◆ The task
What follows is a set of records; repeat all of them exactly.

◆ Task material
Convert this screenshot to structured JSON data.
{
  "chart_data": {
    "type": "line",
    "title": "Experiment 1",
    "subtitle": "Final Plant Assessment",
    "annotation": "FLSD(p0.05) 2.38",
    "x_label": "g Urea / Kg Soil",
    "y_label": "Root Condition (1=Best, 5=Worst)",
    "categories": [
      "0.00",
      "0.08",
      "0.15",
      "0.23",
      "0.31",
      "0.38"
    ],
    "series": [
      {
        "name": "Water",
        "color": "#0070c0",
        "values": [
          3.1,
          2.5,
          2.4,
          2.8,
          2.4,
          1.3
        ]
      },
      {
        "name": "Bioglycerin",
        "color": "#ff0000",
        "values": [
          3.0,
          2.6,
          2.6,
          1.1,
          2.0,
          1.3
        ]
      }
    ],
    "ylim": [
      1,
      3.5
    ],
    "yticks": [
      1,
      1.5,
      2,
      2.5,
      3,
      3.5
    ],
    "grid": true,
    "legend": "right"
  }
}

◆ Full response
Convert this screenshot to structured JSON data.
{
  "chart_data": {
    "type": "line",
    "title": "Experiment 1",
    "subtitle": "Final Plant Assessment",
    "annotation": "FLSD(p0.05) 2.38",
    "x_label": "g Urea / Kg Soil",
    "y_label": "Root Condition (1=Best, 5=Worst)",
    "categories": [
      "0.00",
      "0.08",
      "0.15",
      "0.23",
      "0.31",
      "0.38"
    ],
    "series": [
      {
        "name": "Water",
        "color": "#0070c0",
        "values": [
          3.1,
          2.5,
          2.4,
          2.8,
          2.4,
          1.3
        ]
      },
      {
        "name": "Bioglycerin",
        "color": "#ff0000",
        "values": [
          3.0,
          2.6,
          2.6,
          1.1,
          2.0,
          1.3
        ]
      }
    ],
    "ylim": [
      1,
      3.5
    ],
    "yticks": [
      1,
      1.5,
      2,
      2.5,
      3,
      3.5
    ],
    "grid": true,
    "legend": "right"
  }
}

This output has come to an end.